Copy exactly the lines from the one containing "Convert this screenshot" through the last line of the records, both included, and nothing more.

## begin Records for the exercise

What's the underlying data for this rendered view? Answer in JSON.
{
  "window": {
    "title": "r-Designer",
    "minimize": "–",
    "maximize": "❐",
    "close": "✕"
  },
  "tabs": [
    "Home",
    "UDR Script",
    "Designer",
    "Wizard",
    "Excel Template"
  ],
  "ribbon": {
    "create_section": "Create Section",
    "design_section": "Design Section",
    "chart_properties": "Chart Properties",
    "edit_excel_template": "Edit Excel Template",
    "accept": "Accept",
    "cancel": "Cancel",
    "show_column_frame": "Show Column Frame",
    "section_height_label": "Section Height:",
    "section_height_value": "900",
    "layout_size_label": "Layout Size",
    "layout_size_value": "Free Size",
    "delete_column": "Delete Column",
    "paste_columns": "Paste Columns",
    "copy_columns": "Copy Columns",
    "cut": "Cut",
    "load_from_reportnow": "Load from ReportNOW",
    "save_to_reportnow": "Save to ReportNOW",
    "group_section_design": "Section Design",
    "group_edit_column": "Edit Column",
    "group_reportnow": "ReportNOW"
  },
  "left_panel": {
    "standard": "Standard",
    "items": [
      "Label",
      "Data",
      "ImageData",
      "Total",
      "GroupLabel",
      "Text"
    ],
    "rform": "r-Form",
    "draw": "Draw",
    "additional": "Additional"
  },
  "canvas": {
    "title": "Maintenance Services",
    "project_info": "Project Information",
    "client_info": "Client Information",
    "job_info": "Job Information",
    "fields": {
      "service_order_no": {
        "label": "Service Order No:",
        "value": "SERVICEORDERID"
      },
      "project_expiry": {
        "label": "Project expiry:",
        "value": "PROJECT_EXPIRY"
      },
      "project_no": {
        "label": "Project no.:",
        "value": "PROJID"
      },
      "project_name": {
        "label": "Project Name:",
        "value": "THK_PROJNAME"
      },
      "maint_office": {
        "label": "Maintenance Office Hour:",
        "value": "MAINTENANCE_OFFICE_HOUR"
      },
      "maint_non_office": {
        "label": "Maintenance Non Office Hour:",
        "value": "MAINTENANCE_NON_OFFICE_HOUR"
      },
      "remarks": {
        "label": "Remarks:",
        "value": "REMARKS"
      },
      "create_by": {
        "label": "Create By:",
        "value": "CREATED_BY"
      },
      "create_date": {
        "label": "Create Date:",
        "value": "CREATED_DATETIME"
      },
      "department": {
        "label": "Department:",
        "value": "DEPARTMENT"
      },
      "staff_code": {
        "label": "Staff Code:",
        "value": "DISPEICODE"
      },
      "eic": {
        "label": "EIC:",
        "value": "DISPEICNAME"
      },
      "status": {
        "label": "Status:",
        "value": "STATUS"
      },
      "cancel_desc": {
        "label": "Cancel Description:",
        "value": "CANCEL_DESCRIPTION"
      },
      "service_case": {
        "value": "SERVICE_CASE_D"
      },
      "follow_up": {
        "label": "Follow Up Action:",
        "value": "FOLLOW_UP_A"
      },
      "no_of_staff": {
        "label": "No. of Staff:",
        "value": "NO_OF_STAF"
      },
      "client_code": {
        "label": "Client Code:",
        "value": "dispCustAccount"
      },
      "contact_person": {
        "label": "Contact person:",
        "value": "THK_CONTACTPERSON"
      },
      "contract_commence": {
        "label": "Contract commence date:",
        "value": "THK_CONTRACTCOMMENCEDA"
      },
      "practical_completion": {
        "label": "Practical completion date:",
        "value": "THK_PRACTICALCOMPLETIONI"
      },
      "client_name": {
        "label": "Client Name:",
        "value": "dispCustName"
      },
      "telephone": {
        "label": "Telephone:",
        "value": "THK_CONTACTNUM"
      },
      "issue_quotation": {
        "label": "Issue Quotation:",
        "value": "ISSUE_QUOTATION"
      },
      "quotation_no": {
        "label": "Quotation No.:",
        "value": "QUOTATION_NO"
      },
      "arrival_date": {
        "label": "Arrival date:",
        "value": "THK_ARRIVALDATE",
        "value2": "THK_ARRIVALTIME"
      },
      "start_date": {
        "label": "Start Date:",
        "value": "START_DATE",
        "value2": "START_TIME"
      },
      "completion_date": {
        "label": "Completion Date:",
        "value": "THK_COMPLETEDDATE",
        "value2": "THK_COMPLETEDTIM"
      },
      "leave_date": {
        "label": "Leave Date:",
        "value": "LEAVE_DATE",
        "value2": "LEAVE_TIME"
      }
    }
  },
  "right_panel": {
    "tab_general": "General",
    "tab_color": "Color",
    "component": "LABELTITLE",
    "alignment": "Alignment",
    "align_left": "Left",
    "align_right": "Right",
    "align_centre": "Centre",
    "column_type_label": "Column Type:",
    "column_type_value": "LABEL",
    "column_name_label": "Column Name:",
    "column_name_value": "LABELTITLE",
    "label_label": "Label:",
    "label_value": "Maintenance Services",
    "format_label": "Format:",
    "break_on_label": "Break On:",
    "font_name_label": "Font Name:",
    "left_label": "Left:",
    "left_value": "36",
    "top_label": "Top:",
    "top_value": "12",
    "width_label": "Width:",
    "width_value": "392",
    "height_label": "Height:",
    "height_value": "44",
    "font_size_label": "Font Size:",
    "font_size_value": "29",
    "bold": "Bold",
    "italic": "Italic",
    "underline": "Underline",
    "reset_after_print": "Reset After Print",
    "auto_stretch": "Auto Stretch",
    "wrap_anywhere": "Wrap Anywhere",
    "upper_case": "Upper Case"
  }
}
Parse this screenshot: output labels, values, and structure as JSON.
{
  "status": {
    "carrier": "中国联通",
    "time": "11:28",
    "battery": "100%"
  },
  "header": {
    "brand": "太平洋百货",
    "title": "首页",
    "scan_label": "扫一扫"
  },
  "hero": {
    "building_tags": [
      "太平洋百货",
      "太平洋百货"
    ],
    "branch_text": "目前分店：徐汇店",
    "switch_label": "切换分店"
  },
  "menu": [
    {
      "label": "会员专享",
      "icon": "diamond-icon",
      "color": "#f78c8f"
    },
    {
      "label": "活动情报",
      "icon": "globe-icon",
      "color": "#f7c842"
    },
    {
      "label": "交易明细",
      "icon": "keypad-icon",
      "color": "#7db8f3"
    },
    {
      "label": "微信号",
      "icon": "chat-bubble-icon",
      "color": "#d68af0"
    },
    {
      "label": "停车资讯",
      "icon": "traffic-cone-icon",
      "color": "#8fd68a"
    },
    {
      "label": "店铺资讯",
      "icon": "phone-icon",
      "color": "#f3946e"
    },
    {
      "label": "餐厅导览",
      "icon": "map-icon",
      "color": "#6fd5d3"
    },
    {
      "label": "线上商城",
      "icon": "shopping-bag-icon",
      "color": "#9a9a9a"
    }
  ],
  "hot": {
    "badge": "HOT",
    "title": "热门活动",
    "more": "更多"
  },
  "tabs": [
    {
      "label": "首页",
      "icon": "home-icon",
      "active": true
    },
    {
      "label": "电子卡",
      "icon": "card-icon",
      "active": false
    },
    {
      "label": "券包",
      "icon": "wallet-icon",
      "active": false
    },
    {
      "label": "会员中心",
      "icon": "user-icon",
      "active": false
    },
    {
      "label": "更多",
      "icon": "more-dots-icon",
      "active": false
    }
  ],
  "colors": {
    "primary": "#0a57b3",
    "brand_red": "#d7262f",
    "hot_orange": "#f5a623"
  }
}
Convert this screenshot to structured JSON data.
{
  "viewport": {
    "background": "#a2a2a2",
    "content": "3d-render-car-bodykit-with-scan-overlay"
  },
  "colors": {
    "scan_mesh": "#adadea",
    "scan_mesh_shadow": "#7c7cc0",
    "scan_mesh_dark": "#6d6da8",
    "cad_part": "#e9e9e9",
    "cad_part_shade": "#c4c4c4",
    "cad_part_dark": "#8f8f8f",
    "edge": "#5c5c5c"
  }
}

## end Records for the exercise

◆ Result
Convert this screenshot to structured JSON data.
{
  "viewport": {
    "background": "#a2a2a2",
    "content": "3d-render-car-bodykit-with-scan-overlay"
  },
  "colors": {
    "scan_mesh": "#adadea",
    "scan_mesh_shadow": "#7c7cc0",
    "scan_mesh_dark": "#6d6da8",
    "cad_part": "#e9e9e9",
    "cad_part_shade": "#c4c4c4",
    "cad_part_dark": "#8f8f8f",
    "edge": "#5c5c5c"
  }
}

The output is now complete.